Texte présenté.

L'acharnement des bourreaux était aussi motivé par la perspective de recevoir, après le supplice, tout ce que l'on avait trouvé sur le condamné, de la ceinture aux pieds. Ce menu trésor faisait partie, selon la coutume, des profits de leur charge.
Confiants en l'impartialité de la commission pontificale chargée d'enquêter sur la manière dont le procès se déroulait, la plupart des accusés s'étaient rétractés en grand nombre et justifièrent leurs aveux en alléguant les tortures qu'ils avaient subies, comme en témoigne notamment le frère Ponsard de Gisi :
« Trois mois avant ma confession, on m'a lié les mains derrière le dos, si serré que le sang jaillissait des ongles, et on m'a mis dans une fosse, attaché avec une longe. Si on me fait subir encore de pareilles tortures, je nierai tout ce que je dis maintenant, je dirai tout ce qu'on voudra. Je suis prêt à subir des supplices pourvu qu'ils soient courts ; qu'on me coupe la tête, qu'on me fasse bouillir pour l'honneur de l'ordre, mais je ne peux pas supporter les supplices à petit feu comme ceux qui m'ont été infligés depuis plus de deux ans en prison. »
Le témoignage de Bernard de Vado est tout aussi terrifiant :
« J'ai été tant torturé, on m'a tenu si longtemps devant un feu ardent, que la chair de mes talons est brûlée ; il s'en est détaché ces deux os que je vous présente. Voyez, ajoute-t-il en s'adressant aux commissaires pontificaux, s'ils manquent à mon corps. »
Le 3 avril 1310, Pierre de Boulogne, entré dans l'ordre en 1272, nia en un long plaidoyer toutes les accusations portées contre sa maison, terminant par ces mots :
« La religion du Temple fut créée et fondée dans la charité et l'amour de la fraternité. »
L'exécution des derniers Templiers
Le supplice de Jacques de Molay prit fin le 19 mars 1314. Il monta sur le bûcher en compagnie de son ami, Geoffroy de Charnay. L'estrade avait été dressée à la hâte à la pointe avant de l'île de la Cité. La foule s'était rendue en masse afin d'assister à l'exécution des deux derniers Templiers de France : on ne plaint jamais assez les riches ! Philippe le Bel offrait une fête populaire aux Parisiens et ceux-ci lui en savaient gré. Toutes les couches de la société étaient représentées. Des truands se mêlaient aux bourgeois. La fréquentation des prostituées et des tire-laine n'effrayait guère les familles aisées de la capitale. Le supplice de Jacques de Molay et celui de Geoffroy de Charnay, le percepteur de Normandie pour l'ordre du Temple, faisaient l'objet de toutes les attentions.

Consigne A.
Recopiez mot pour mot, dans le texte sur les Templiers, le passage qui commence par les mots contenant « L'exécution des derniers » et se termine par « toutes les attentions. ».
Consigne B.
Écrivez la suite du texte sur les Templiers, à partir de sa dernière phrase.

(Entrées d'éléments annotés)
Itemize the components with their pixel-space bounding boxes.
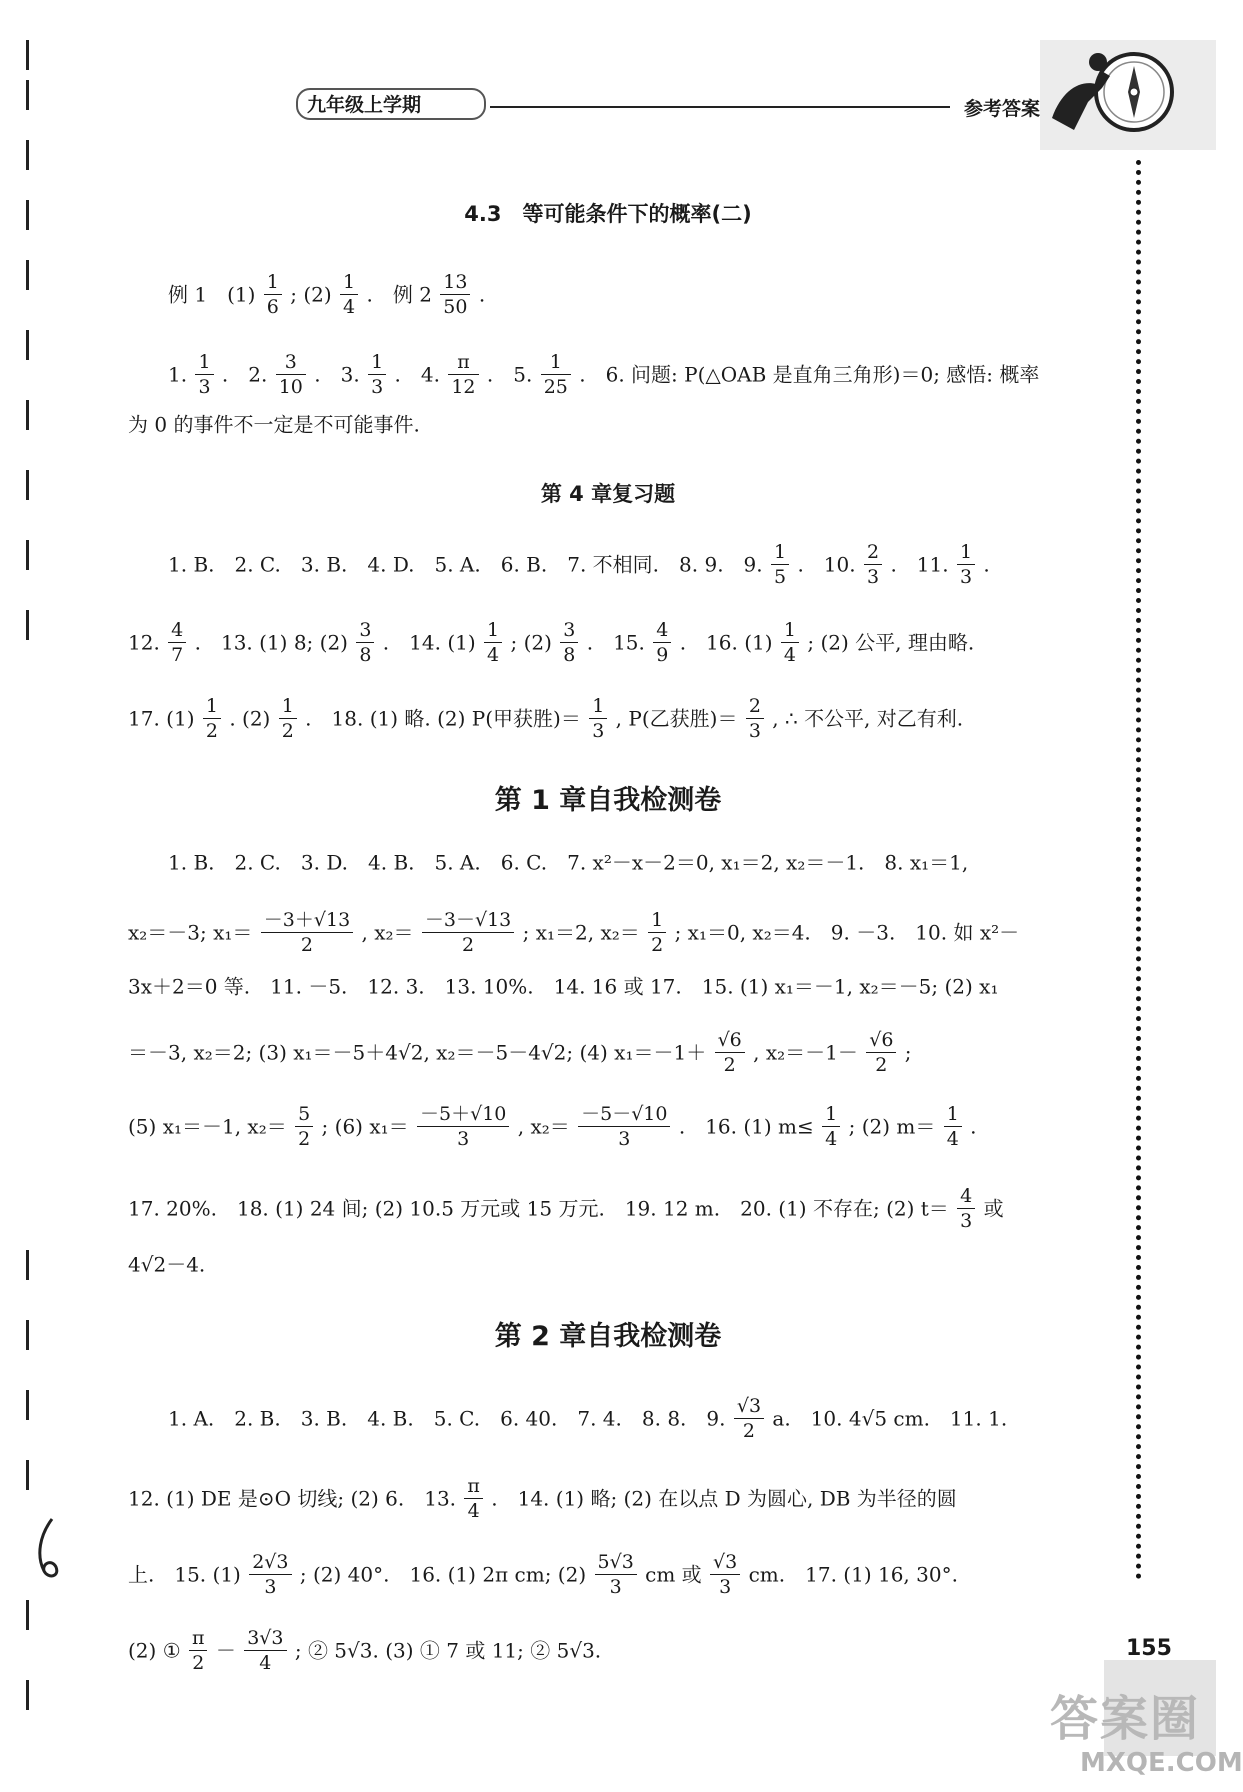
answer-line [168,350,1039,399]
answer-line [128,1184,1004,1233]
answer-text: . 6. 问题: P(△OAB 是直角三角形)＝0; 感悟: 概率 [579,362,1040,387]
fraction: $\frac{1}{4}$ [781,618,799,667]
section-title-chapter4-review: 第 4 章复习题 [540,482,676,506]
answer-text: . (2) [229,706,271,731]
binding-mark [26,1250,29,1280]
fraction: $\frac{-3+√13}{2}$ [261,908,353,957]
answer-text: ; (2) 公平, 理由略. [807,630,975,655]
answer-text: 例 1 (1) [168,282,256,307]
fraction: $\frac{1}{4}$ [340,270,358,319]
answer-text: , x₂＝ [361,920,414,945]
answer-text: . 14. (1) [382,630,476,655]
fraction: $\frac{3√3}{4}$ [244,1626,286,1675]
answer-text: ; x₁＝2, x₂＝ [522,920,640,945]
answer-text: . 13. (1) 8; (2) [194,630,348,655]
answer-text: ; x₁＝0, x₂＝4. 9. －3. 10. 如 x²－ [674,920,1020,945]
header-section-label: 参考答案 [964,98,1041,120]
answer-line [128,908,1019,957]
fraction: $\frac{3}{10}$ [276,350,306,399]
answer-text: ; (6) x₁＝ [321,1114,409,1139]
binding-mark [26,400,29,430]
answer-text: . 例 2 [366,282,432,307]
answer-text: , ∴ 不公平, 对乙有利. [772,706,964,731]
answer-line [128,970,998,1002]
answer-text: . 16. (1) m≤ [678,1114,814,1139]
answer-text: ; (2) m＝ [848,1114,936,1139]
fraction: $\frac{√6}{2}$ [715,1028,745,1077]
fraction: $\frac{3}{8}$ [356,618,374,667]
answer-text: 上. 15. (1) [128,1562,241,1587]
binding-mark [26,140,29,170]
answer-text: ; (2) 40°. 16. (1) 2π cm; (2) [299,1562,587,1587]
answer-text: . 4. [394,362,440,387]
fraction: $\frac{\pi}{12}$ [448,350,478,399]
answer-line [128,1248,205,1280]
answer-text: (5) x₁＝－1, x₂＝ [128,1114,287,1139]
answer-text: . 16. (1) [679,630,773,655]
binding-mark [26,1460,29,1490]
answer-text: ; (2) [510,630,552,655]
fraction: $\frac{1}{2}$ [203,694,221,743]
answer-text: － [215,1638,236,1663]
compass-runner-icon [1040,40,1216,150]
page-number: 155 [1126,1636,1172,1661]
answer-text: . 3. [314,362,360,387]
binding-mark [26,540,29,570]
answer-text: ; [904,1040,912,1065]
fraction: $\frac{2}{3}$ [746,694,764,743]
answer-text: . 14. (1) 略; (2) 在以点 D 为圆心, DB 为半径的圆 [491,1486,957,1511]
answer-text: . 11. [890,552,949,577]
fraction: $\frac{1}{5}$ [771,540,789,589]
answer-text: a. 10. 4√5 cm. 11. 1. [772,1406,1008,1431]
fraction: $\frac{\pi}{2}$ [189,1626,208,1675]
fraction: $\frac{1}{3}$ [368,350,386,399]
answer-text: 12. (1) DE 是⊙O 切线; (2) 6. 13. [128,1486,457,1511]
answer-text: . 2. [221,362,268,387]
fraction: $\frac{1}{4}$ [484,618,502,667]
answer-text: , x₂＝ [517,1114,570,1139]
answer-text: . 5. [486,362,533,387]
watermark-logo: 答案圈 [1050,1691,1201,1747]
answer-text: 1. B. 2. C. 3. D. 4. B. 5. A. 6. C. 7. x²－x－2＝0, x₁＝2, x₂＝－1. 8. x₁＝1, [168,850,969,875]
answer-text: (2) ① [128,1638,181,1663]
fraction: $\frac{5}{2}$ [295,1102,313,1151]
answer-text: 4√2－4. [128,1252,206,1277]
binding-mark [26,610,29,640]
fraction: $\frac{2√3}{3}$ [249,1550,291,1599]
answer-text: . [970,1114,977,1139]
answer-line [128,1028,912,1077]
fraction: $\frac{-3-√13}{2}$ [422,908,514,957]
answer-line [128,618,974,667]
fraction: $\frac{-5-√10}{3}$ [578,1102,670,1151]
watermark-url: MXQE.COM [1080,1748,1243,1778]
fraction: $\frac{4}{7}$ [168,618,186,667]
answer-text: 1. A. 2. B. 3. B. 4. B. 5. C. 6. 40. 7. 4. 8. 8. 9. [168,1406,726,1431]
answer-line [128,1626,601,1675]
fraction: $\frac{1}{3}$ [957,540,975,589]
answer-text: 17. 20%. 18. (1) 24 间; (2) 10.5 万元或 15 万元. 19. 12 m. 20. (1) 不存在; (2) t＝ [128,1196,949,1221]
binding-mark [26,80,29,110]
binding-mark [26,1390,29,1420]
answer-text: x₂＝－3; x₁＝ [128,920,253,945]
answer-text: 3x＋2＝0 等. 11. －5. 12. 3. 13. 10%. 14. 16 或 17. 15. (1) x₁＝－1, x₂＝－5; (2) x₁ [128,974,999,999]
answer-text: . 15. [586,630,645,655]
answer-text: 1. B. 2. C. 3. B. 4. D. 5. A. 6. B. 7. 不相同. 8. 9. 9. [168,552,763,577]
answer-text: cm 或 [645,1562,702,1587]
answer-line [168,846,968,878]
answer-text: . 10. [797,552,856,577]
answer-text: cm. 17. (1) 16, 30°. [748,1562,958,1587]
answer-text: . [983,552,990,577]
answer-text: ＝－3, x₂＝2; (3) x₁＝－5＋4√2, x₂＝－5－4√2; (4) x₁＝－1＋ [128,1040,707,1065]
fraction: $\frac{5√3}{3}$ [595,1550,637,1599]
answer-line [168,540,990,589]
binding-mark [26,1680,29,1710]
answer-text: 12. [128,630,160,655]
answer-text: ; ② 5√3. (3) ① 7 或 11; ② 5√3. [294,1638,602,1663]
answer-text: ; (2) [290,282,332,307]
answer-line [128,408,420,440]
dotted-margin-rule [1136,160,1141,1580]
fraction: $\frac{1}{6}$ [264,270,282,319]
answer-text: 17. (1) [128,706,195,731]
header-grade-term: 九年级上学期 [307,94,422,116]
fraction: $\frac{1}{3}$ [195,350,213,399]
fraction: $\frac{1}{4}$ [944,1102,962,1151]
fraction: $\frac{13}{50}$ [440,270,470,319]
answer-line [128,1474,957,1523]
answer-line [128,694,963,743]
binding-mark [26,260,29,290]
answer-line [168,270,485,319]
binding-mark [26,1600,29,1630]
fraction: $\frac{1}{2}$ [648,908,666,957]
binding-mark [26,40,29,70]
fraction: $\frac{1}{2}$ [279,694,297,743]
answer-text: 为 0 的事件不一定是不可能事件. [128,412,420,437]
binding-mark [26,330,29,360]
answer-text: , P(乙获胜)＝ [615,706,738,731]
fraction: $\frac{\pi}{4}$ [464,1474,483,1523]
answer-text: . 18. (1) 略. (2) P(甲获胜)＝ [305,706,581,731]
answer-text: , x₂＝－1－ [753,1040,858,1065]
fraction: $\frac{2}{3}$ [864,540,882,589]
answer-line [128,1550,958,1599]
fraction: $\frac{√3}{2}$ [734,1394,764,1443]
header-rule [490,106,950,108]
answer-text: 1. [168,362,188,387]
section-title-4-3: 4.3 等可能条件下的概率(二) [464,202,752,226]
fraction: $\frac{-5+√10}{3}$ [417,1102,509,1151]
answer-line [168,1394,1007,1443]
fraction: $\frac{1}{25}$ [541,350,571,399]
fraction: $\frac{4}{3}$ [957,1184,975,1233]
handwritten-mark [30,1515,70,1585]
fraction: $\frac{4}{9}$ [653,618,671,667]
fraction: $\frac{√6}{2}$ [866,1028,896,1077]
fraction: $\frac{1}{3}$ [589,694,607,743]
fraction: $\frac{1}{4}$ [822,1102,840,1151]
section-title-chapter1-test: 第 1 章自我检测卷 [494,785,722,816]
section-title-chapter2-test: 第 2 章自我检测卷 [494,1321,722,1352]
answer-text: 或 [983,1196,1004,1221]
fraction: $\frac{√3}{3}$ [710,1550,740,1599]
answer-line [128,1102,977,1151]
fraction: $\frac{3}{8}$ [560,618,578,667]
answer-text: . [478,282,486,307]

---

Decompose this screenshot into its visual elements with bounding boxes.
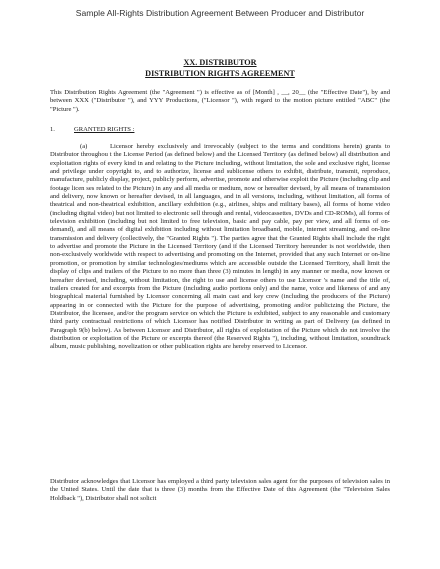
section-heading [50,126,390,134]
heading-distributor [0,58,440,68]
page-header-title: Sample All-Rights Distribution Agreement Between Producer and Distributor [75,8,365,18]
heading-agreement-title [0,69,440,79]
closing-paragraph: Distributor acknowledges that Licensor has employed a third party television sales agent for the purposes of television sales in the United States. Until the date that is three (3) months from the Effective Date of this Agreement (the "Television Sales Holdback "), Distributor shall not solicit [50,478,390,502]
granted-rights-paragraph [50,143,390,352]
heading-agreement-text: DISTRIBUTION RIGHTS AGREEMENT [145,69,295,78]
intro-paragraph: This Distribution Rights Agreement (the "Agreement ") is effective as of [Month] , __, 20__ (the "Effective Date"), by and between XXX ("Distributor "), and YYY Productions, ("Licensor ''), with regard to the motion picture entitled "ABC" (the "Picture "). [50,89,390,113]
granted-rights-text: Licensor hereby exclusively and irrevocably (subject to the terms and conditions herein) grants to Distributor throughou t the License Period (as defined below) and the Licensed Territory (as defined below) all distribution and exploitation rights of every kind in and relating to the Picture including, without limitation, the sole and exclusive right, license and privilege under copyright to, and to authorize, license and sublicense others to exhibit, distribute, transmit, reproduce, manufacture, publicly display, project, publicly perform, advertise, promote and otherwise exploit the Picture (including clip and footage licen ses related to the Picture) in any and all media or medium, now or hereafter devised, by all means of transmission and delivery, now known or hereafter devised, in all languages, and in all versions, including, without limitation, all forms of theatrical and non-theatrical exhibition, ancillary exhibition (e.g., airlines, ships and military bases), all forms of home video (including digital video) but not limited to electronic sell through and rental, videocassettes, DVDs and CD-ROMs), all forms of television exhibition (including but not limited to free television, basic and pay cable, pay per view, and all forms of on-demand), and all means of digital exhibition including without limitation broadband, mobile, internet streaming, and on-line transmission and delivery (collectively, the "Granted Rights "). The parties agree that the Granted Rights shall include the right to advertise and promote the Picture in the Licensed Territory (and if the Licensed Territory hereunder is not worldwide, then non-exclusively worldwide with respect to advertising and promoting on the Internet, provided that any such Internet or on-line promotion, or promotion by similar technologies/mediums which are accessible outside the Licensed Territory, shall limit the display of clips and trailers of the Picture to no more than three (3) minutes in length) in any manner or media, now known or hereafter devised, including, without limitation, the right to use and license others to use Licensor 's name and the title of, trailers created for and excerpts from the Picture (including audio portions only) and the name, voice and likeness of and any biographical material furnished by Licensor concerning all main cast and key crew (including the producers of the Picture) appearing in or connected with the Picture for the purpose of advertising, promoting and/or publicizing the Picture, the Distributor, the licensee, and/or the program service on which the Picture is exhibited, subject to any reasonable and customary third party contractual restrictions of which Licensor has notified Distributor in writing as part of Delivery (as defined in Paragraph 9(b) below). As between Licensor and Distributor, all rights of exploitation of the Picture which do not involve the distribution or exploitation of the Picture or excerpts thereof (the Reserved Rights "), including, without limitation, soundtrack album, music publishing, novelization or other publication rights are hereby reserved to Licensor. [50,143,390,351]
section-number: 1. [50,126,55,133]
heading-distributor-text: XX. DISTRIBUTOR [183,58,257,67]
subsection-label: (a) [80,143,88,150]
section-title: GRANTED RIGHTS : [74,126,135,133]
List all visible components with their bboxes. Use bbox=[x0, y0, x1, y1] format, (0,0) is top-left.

--

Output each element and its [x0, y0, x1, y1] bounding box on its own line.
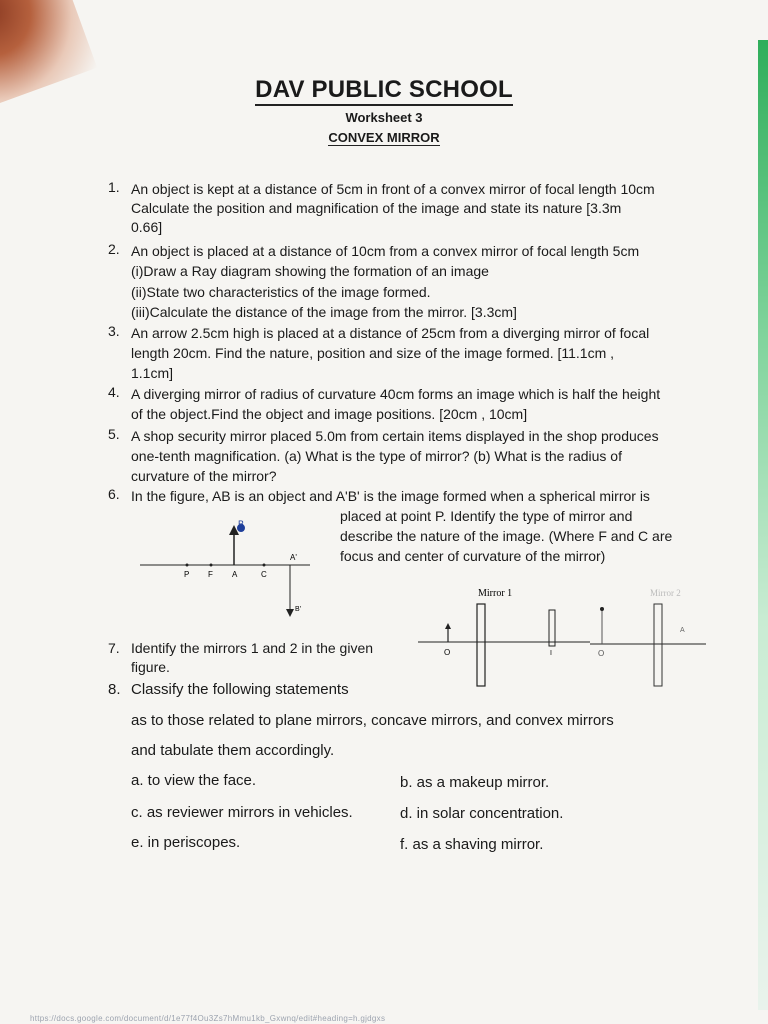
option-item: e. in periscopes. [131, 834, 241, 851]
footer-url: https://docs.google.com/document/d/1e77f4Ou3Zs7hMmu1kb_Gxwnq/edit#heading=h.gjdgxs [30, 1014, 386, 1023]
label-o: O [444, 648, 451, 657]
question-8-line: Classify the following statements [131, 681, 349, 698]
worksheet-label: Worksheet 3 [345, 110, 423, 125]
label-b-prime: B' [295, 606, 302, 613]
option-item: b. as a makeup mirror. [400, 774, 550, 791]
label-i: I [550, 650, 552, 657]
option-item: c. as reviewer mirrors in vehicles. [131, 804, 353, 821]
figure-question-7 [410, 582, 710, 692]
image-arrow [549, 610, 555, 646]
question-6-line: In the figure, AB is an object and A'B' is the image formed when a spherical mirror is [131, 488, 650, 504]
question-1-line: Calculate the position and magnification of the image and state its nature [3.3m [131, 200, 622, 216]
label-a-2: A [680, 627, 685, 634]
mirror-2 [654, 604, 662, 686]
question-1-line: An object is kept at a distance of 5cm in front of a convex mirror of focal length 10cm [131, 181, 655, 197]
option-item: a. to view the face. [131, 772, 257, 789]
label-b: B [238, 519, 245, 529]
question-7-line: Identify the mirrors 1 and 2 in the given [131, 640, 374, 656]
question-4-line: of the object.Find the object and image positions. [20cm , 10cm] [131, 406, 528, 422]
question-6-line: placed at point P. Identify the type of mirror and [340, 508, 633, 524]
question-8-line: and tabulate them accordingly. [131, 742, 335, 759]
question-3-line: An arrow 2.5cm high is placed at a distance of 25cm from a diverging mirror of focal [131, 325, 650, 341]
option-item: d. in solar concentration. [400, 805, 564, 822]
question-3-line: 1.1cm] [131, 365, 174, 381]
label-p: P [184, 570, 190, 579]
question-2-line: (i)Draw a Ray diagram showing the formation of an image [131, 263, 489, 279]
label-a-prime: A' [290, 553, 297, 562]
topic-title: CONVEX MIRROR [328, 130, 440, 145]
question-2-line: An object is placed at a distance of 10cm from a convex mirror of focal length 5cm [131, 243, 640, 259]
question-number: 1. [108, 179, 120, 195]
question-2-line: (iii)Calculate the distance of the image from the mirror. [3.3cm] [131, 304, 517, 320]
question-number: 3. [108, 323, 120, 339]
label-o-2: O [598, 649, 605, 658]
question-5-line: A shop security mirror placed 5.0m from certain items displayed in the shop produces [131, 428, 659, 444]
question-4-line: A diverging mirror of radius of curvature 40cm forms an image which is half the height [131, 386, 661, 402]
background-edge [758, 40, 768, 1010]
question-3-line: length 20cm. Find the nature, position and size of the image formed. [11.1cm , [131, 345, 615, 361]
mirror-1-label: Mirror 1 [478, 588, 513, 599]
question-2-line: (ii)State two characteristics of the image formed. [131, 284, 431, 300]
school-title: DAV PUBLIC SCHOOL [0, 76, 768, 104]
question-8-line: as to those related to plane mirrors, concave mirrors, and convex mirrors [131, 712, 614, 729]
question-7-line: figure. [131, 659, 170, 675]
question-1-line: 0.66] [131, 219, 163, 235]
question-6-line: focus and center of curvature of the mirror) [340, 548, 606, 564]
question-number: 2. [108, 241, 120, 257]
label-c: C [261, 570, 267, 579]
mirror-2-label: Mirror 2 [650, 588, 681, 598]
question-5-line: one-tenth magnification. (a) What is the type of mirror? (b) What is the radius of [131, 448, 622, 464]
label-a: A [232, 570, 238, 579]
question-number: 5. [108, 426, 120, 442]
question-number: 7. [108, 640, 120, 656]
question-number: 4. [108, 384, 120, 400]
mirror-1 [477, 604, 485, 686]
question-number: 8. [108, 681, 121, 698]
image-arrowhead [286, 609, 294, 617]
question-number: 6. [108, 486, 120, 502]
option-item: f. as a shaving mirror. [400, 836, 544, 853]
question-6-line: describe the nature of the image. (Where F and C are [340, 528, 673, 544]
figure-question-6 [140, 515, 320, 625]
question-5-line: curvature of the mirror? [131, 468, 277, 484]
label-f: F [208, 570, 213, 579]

Résultat final A.
L'exécution des derniers Templiers
Le supplice de Jacques de Molay prit fin le 19 mars 1314. Il monta sur le bûcher en compagnie de son ami, Geoffroy de Charnay. L'estrade avait été dressée à la hâte à la pointe avant de l'île de la Cité. La foule s'était rendue en masse afin d'assister à l'exécution des deux derniers Templiers de France : on ne plaint jamais assez les riches ! Philippe le Bel offrait une fête populaire aux Parisiens et ceux-ci lui en savaient gré. Toutes les couches de la société étaient représentées. Des truands se mêlaient aux bourgeois. La fréquentation des prostituées et des tire-laine n'effrayait guère les familles aisées de la capitale. Le supplice de Jacques de Molay et celui de Geoffroy de Charnay, le percepteur de Normandie pour l'ordre du Temple, faisaient l'objet de toutes les attentions.

Résultat final B.
Soudain, les flammes jaillirent de partout. Le feu, allumé par les flèches des archers d'Alain de Pareilles, atteignit Geoffroy de Charnay en premier. À court de respiration, le corps plié en deux malgré la corde qui le retenait, il fut rapidement enveloppé par une impressionnante vague de fumée noire : Geoffroy de Charnay était en train de brûler vif ! Il tenta bien de détacher ses liens pour s'échapper. En vain. Hurlant son désir, plus fort que tout, de ne pas mourir dans d'aussi atroces souffrances, il n'entendit pas les paroles réconfortantes que Jacques de Molay lui glissa dans le creux de l'oreille. À cause du grondement de la foule, seuls ceux qui étaient à proximité comprirent le mot « frère ». Jacques de Molay prononça celui-ci à deux reprises. Infime soulagement. La nuit, qui était tombée, n'était plus éclairée que par le brasier. Les spectateurs éprouvaient maintenant toutes les peines du monde à surmonter leur dégoût devant le corps de Geoffroy de Charnay qui noircissait, se gonflait de bulles, crépitait et se disloquait dans les cendres. Des femmes s'évanouirent. D'autres allèrent vomir dans l'eau, toute proche. Les aides-bourreaux, quant à eux, s'activaient. Le feu devait continuer à être alimenté : le tour de Jacques de Molay était arrivé.
L'espace d'un instant, on crut à un miracle : grâce à un vent au souffle bienveillant, les flammes n'avaient toujours pas atteint le Grand Maître de l'ordre du Temple. Elles se couchaient devant lui. Mais Jacques de Molay se dépouilla sans manifester la moindre hésitation. Son heure était venue. Il ne l'ignorait point. Dès lors, pourquoi s'obstiner ? N'ayant gardé qu'une simple chemise de toile, il dit, les mains jointes, comme pour une ultime prière, et le regard tourné vers Notre-Dame : « Dieu vengera ma mort. » Celle-ci le prit si doucement que chacun en fut émerveillé... Son corps se disloqua et s'enlisa dans la fournaise, la main demeurant levée entre les flammes, jusqu'à ce qu'elle fût toute noire.